Фрагмент текста:
━━━━━━━━━━━━━━━━━━━━
Взволнованный старик отец встретил сына словами:
— Ты что же, Колька, все путешествуешь, тут бог весть что творится!
Но Н. И., казалось, и слов отца не услышал. Он быстренько побежал в свой кабинет и стал звонить Сталину. Незнакомый голос ответил:
— Иосиф Виссарионович в Сочи.
— В такое время в Сочи! — воскликнул Н. И.
Теперь об этом вспоминать тяжко. У кого Н. И. искал спасения, у своего же палача! Возможно, очевидным это кажется теперь, а не тогда, в ту трагическую минуту. Невероятно, что Н. И. не то чтобы не мог понять, скорее, в первые дни не мог думать о том, что само позорное судилище над Каменевым, Зиновьевым не могло бы состояться, если бы того не пожелал Сталин. Инстинкт самосохранения гнал от этой мысли, хотя для него очевидным должно было бы быть, что именно Сталин успел к этому времени не только распять Зиновьева, Каменева и других большевиков, но и вложить в их уста самооговор и клевету на своих же товарищей. Тем не менее душу Бухарина терзало невероятное озлобление против «клеветников» Каменева и Зиновьева, а вовсе не против Сталина. Неприязнь к этим обоим политическим деятелям, к Каменеву в особенности, имела глубокие корни, что вполне понятно из того, что мною было изложено ранее.
━━━━━━━━━━━━━━━━━━━━
Извлечённые данные:
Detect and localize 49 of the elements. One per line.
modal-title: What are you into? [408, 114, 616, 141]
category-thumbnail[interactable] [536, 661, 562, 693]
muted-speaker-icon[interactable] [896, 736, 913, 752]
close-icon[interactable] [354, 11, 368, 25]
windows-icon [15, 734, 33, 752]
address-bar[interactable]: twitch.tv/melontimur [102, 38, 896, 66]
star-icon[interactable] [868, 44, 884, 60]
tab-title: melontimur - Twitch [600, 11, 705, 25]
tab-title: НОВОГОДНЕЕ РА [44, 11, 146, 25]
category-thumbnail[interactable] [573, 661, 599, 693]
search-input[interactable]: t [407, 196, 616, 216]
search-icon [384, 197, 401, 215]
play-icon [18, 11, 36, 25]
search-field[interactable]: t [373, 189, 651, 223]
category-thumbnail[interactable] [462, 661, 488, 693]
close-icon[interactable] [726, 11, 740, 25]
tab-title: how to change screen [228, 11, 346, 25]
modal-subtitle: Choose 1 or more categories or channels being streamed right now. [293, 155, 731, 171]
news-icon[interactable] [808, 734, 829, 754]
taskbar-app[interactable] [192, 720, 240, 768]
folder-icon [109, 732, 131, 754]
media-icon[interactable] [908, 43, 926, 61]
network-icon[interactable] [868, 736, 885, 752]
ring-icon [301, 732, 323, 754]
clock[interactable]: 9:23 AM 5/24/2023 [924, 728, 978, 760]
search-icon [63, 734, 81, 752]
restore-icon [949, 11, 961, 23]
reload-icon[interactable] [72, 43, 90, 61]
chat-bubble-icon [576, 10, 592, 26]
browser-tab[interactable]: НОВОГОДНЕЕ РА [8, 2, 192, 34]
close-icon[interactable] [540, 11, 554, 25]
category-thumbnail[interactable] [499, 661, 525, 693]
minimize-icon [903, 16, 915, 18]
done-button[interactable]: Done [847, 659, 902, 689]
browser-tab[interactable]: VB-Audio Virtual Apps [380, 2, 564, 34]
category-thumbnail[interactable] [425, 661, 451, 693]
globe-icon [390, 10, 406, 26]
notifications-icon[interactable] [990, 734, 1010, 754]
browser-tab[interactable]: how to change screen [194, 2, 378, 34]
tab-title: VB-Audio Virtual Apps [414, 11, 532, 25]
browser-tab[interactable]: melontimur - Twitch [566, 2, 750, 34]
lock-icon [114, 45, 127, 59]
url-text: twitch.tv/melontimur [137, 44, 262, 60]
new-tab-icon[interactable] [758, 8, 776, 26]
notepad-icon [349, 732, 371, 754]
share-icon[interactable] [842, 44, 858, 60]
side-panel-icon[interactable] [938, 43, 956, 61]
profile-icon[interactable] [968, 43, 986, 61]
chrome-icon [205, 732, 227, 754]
━━━━━━━━━━━━━━━━━━━━
Задание A: Определите, согласуются ли с фрагментом текста утверждения: (i) Н. И. дозвонился до Сталина и поговорил с ним; (ii) к Каменеву Н. И. испытывал неприязнь сильнее, чем к Зиновьеву; (iii) отец встретил сына спокойно. На каждое ответьте «да» или «нет» и дословно приведите решающие слова фрагмента.
Задание B: Перепишите без изменений часть фрагмента текста от слов «Но Н. И., казалось, и» до слов «Виссарионович в Сочи.» включительно.

Поле ответа A:
(i) Нет: «Незнакомый голос ответил»; «Иосиф Виссарионович в Сочи».
(ii) Да: «Неприязнь к этим обоим политическим деятелям, к Каменеву в особенности, имела глубокие корни».
(iii) Нет: «Взволнованный старик отец встретил сына словами».

Поле ответа B:
Но Н. И., казалось, и слов отца не услышал. Он быстренько побежал в свой кабинет и стал звонить Сталину. Незнакомый голос ответил:
— Иосиф Виссарионович в Сочи.